What this task involves
Nothing but the records beneath, reproduced exactly, should appear in the answer.
==== Records for the task
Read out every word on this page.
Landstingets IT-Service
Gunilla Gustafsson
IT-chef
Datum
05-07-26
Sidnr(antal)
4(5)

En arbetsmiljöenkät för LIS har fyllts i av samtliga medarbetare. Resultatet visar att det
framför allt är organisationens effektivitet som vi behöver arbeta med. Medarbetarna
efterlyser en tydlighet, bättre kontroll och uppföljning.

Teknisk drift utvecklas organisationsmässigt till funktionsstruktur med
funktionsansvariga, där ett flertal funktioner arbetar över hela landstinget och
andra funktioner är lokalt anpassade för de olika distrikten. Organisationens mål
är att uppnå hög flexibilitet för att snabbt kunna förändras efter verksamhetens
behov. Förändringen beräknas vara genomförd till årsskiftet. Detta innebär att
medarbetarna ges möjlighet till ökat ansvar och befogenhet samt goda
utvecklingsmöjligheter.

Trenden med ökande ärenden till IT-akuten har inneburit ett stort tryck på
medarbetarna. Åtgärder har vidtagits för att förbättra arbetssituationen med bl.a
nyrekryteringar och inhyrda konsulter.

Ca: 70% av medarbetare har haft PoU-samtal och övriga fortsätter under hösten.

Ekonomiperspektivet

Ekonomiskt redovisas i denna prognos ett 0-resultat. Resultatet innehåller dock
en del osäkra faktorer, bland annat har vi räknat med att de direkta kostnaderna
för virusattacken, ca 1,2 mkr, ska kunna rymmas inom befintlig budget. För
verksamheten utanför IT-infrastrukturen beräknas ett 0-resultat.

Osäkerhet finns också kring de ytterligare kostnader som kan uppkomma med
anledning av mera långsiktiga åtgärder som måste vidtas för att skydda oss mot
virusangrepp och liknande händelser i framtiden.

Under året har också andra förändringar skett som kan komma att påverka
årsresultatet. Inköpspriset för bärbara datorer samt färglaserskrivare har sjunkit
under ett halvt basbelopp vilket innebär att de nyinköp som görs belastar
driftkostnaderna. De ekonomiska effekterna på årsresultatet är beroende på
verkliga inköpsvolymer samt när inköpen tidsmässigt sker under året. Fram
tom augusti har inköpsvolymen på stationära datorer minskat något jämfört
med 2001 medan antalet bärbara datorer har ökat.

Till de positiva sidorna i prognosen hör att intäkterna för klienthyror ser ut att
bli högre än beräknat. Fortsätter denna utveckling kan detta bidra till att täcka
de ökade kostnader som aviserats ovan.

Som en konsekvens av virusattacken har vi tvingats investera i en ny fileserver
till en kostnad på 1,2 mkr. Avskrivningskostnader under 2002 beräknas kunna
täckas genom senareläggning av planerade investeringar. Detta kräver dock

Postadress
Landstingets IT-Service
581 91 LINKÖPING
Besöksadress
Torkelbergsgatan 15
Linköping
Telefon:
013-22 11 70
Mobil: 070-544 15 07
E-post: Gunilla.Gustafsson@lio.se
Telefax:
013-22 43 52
========
Result of this task
Read out every word on this page.
Landstingets IT-Service
Gunilla Gustafsson
IT-chef
Datum
05-07-26
Sidnr(antal)
4(5)

En arbetsmiljöenkät för LIS har fyllts i av samtliga medarbetare. Resultatet visar att det
framför allt är organisationens effektivitet som vi behöver arbeta med. Medarbetarna
efterlyser en tydlighet, bättre kontroll och uppföljning.

Teknisk drift utvecklas organisationsmässigt till funktionsstruktur med
funktionsansvariga, där ett flertal funktioner arbetar över hela landstinget och
andra funktioner är lokalt anpassade för de olika distrikten. Organisationens mål
är att uppnå hög flexibilitet för att snabbt kunna förändras efter verksamhetens
behov. Förändringen beräknas vara genomförd till årsskiftet. Detta innebär att
medarbetarna ges möjlighet till ökat ansvar och befogenhet samt goda
utvecklingsmöjligheter.

Trenden med ökande ärenden till IT-akuten har inneburit ett stort tryck på
medarbetarna. Åtgärder har vidtagits för att förbättra arbetssituationen med bl.a
nyrekryteringar och inhyrda konsulter.

Ca: 70% av medarbetare har haft PoU-samtal och övriga fortsätter under hösten.

Ekonomiperspektivet

Ekonomiskt redovisas i denna prognos ett 0-resultat. Resultatet innehåller dock
en del osäkra faktorer, bland annat har vi räknat med att de direkta kostnaderna
för virusattacken, ca 1,2 mkr, ska kunna rymmas inom befintlig budget. För
verksamheten utanför IT-infrastrukturen beräknas ett 0-resultat.

Osäkerhet finns också kring de ytterligare kostnader som kan uppkomma med
anledning av mera långsiktiga åtgärder som måste vidtas för att skydda oss mot
virusangrepp och liknande händelser i framtiden.

Under året har också andra förändringar skett som kan komma att påverka
årsresultatet. Inköpspriset för bärbara datorer samt färglaserskrivare har sjunkit
under ett halvt basbelopp vilket innebär att de nyinköp som görs belastar
driftkostnaderna. De ekonomiska effekterna på årsresultatet är beroende på
verkliga inköpsvolymer samt när inköpen tidsmässigt sker under året. Fram
tom augusti har inköpsvolymen på stationära datorer minskat något jämfört
med 2001 medan antalet bärbara datorer har ökat.

Till de positiva sidorna i prognosen hör att intäkterna för klienthyror ser ut att
bli högre än beräknat. Fortsätter denna utveckling kan detta bidra till att täcka
de ökade kostnader som aviserats ovan.

Som en konsekvens av virusattacken har vi tvingats investera i en ny fileserver
till en kostnad på 1,2 mkr. Avskrivningskostnader under 2002 beräknas kunna
täckas genom senareläggning av planerade investeringar. Detta kräver dock

Postadress
Landstingets IT-Service
581 91 LINKÖPING
Besöksadress
Torkelbergsgatan 15
Linköping
Telefon:
013-22 11 70
Mobil: 070-544 15 07
E-post: Gunilla.Gustafsson@lio.se
Telefax:
013-22 43 52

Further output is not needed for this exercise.